把下面讲Robots协议的原文中从“在网站跟目录下的robots.txt文件”开始、一直到“out all humans.”为止的这一段，一字不改地抄写下来。

===== 原文

Rebots协议是什么？

数据的时代，网络爬虫有一定的法律风险，但是只要遵守协议知道抓爬哪些数据是不合法的，我们就能避免。

每个网站一般都有Rebots协议,没有的就都可以爬了。

　　Robots Exclusion Standard,网络爬虫排除标准协议

作用：

　　告知网络爬虫哪些页面可以抓爬，哪些不可以

形式：

　　　在网站跟目录下的robots.txt文件

拿油管举个例子：

　　https://www.youtube.com/robots.txt

打开内容如下

# robots.txt file for YouTube
# Created in the distant future (the year 2000) after
# the robotic uprising of the mid 90's which wiped out all humans.

User-agent: Mediapartners-Google*
Disallow:

User-agent: *
Disallow: /channel/*/community
Disallow: /comment
Disallow: /get_video
Disallow: /get_video_info
Disallow: /live_chat
Disallow: /login
Disallow: /results
Disallow: /signup
Disallow: /t/terms
Disallow: /timedtext_video
Disallow: /user/*/community
Disallow: /verify_age
Disallow: /watch_ajax
Disallow: /watch_fragments_ajax
Disallow: /watch_popup
Disallow: /watch_queue_ajax

Sitemap: https://www.youtube.com/sitemaps/sitemap.xml

　　其中# 注释， *代表所有， /代表跟目录

　　User-agent 来源审查，限制此类协议头抓爬

最后 Robots只是建议不是强制约束，可以不遵守，但是会存在法律风险。

　　在此提倡大家遵守Robots协议，共建良好环境

==========
===== 参考材料

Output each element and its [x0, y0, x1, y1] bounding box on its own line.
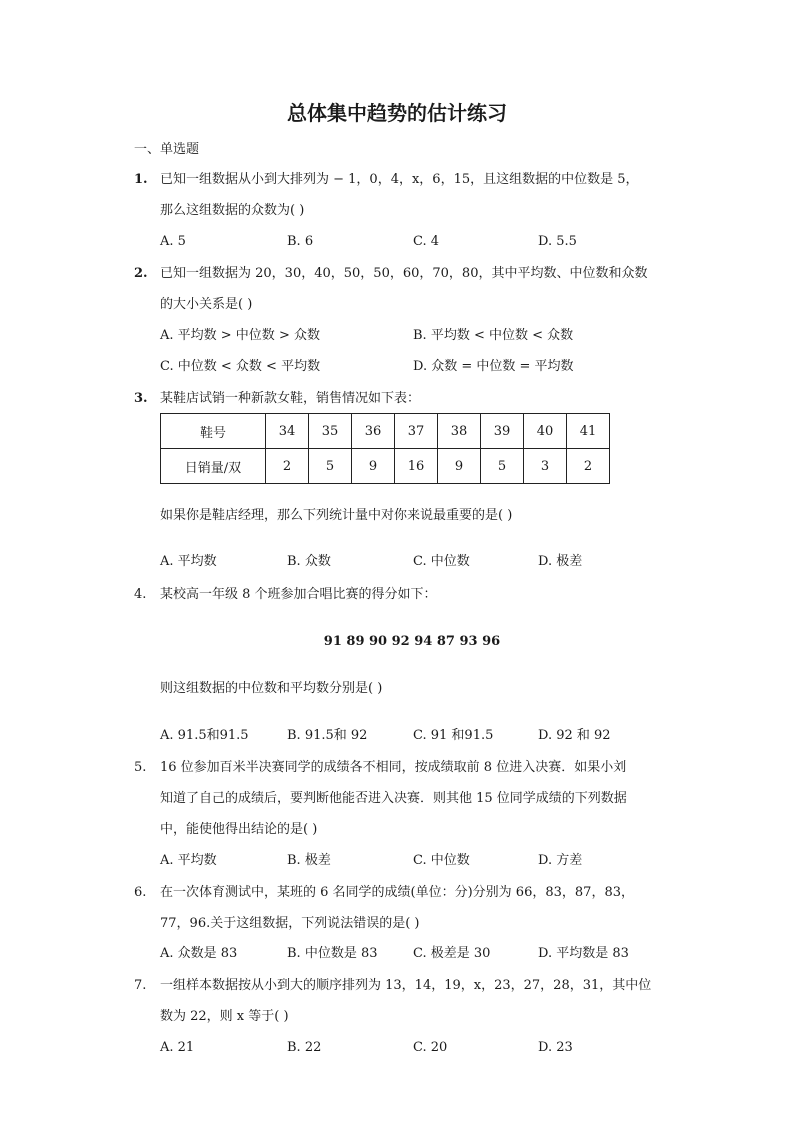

==========

书面回答:
在网站跟目录下的robots.txt文件

拿油管举个例子：

　　https://www.youtube.com/robots.txt

打开内容如下

# robots.txt file for YouTube
# Created in the distant future (the year 2000) after
# the robotic uprising of the mid 90's which wiped out all humans.